— Stored records —
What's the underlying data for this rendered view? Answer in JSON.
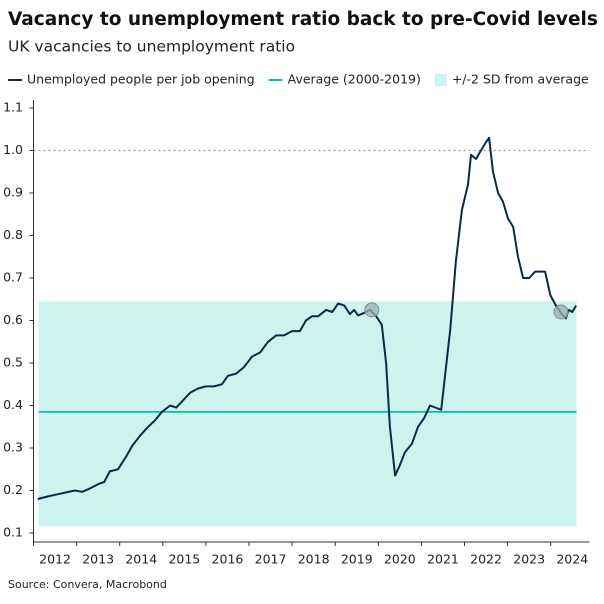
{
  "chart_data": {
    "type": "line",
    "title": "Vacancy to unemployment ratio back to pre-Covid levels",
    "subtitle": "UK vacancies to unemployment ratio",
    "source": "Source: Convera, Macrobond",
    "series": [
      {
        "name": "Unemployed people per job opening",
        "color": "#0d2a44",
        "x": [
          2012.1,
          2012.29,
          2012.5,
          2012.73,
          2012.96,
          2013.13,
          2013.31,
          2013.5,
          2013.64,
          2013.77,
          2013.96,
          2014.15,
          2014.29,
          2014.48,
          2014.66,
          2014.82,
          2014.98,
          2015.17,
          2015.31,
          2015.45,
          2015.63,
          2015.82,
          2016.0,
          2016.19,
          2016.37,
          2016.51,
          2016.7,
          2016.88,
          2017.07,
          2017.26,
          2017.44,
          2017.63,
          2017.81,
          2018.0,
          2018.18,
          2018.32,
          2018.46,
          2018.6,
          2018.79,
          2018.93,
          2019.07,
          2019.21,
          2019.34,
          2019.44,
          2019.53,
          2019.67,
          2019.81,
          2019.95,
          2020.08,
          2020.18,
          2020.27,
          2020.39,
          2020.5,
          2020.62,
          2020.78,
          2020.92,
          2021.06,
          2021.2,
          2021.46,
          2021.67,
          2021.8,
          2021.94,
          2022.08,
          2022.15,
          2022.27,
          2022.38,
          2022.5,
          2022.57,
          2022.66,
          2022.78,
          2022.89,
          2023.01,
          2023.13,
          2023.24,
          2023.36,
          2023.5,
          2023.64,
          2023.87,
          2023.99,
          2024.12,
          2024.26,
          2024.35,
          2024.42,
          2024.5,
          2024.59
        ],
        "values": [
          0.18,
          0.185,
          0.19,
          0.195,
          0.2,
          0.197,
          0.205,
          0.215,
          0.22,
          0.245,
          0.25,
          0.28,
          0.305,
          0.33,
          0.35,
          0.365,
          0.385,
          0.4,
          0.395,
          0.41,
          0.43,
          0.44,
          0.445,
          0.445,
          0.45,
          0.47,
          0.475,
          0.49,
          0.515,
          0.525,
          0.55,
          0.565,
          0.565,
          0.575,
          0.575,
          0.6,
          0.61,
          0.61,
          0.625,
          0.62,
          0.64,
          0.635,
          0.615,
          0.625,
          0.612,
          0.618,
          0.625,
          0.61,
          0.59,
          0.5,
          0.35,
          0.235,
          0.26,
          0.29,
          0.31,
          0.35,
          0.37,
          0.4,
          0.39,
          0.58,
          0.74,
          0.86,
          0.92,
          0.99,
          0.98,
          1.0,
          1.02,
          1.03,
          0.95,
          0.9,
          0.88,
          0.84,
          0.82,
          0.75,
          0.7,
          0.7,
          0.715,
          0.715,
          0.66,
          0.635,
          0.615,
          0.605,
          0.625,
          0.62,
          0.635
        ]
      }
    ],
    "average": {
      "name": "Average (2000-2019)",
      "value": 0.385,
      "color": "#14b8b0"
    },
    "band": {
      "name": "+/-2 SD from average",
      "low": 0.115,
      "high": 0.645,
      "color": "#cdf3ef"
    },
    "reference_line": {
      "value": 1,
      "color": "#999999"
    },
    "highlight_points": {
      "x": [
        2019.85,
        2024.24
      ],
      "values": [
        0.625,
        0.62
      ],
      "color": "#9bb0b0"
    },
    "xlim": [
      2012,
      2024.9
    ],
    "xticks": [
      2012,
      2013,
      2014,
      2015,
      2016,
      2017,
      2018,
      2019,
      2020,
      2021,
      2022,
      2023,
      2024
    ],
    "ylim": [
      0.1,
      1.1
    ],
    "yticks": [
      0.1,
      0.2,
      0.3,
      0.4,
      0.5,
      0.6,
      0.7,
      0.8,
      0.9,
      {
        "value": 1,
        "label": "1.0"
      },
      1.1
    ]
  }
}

— Stated task —
Print every record above exactly as written, leaving out the pictures.

— Exercise solution —
What's the underlying data for this rendered view? Answer in JSON.
{
  "chart_data": {
    "type": "line",
    "title": "Vacancy to unemployment ratio back to pre-Covid levels",
    "subtitle": "UK vacancies to unemployment ratio",
    "source": "Source: Convera, Macrobond",
    "series": [
      {
        "name": "Unemployed people per job opening",
        "color": "#0d2a44",
        "x": [
          2012.1,
          2012.29,
          2012.5,
          2012.73,
          2012.96,
          2013.13,
          2013.31,
          2013.5,
          2013.64,
          2013.77,
          2013.96,
          2014.15,
          2014.29,
          2014.48,
          2014.66,
          2014.82,
          2014.98,
          2015.17,
          2015.31,
          2015.45,
          2015.63,
          2015.82,
          2016.0,
          2016.19,
          2016.37,
          2016.51,
          2016.7,
          2016.88,
          2017.07,
          2017.26,
          2017.44,
          2017.63,
          2017.81,
          2018.0,
          2018.18,
          2018.32,
          2018.46,
          2018.6,
          2018.79,
          2018.93,
          2019.07,
          2019.21,
          2019.34,
          2019.44,
          2019.53,
          2019.67,
          2019.81,
          2019.95,
          2020.08,
          2020.18,
          2020.27,
          2020.39,
          2020.5,
          2020.62,
          2020.78,
          2020.92,
          2021.06,
          2021.2,
          2021.46,
          2021.67,
          2021.8,
          2021.94,
          2022.08,
          2022.15,
          2022.27,
          2022.38,
          2022.5,
          2022.57,
          2022.66,
          2022.78,
          2022.89,
          2023.01,
          2023.13,
          2023.24,
          2023.36,
          2023.5,
          2023.64,
          2023.87,
          2023.99,
          2024.12,
          2024.26,
          2024.35,
          2024.42,
          2024.5,
          2024.59
        ],
        "values": [
          0.18,
          0.185,
          0.19,
          0.195,
          0.2,
          0.197,
          0.205,
          0.215,
          0.22,
          0.245,
          0.25,
          0.28,
          0.305,
          0.33,
          0.35,
          0.365,
          0.385,
          0.4,
          0.395,
          0.41,
          0.43,
          0.44,
          0.445,
          0.445,
          0.45,
          0.47,
          0.475,
          0.49,
          0.515,
          0.525,
          0.55,
          0.565,
          0.565,
          0.575,
          0.575,
          0.6,
          0.61,
          0.61,
          0.625,
          0.62,
          0.64,
          0.635,
          0.615,
          0.625,
          0.612,
          0.618,
          0.625,
          0.61,
          0.59,
          0.5,
          0.35,
          0.235,
          0.26,
          0.29,
          0.31,
          0.35,
          0.37,
          0.4,
          0.39,
          0.58,
          0.74,
          0.86,
          0.92,
          0.99,
          0.98,
          1.0,
          1.02,
          1.03,
          0.95,
          0.9,
          0.88,
          0.84,
          0.82,
          0.75,
          0.7,
          0.7,
          0.715,
          0.715,
          0.66,
          0.635,
          0.615,
          0.605,
          0.625,
          0.62,
          0.635
        ]
      }
    ],
    "average": {
      "name": "Average (2000-2019)",
      "value": 0.385,
      "color": "#14b8b0"
    },
    "band": {
      "name": "+/-2 SD from average",
      "low": 0.115,
      "high": 0.645,
      "color": "#cdf3ef"
    },
    "reference_line": {
      "value": 1,
      "color": "#999999"
    },
    "highlight_points": {
      "x": [
        2019.85,
        2024.24
      ],
      "values": [
        0.625,
        0.62
      ],
      "color": "#9bb0b0"
    },
    "xlim": [
      2012,
      2024.9
    ],
    "xticks": [
      2012,
      2013,
      2014,
      2015,
      2016,
      2017,
      2018,
      2019,
      2020,
      2021,
      2022,
      2023,
      2024
    ],
    "ylim": [
      0.1,
      1.1
    ],
    "yticks": [
      0.1,
      0.2,
      0.3,
      0.4,
      0.5,
      0.6,
      0.7,
      0.8,
      0.9,
      {
        "value": 1,
        "label": "1.0"
      },
      1.1
    ]
  }
}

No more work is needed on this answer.